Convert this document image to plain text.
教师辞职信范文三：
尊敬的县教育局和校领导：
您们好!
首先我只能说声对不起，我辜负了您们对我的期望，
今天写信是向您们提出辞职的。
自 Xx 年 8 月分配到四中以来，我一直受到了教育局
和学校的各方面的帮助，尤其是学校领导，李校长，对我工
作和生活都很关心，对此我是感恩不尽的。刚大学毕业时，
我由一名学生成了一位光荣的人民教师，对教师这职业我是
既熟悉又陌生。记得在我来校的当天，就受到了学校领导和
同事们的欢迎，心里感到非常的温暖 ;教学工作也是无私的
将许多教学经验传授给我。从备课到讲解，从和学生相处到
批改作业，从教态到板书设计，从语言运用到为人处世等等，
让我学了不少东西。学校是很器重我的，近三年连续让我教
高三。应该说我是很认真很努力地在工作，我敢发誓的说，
+++
• [To do]
Return all of the data precisely as it appears.

• [Written reply]
Convert this document image to plain text.
教师辞职信范文三：
尊敬的县教育局和校领导：
您们好!
首先我只能说声对不起，我辜负了您们对我的期望，
今天写信是向您们提出辞职的。
自 Xx 年 8 月分配到四中以来，我一直受到了教育局
和学校的各方面的帮助，尤其是学校领导，李校长，对我工
作和生活都很关心，对此我是感恩不尽的。刚大学毕业时，
我由一名学生成了一位光荣的人民教师，对教师这职业我是
既熟悉又陌生。记得在我来校的当天，就受到了学校领导和
同事们的欢迎，心里感到非常的温暖 ;教学工作也是无私的
将许多教学经验传授给我。从备课到讲解，从和学生相处到
批改作业，从教态到板书设计，从语言运用到为人处世等等，
让我学了不少东西。学校是很器重我的，近三年连续让我教
高三。应该说我是很认真很努力地在工作，我敢发誓的说，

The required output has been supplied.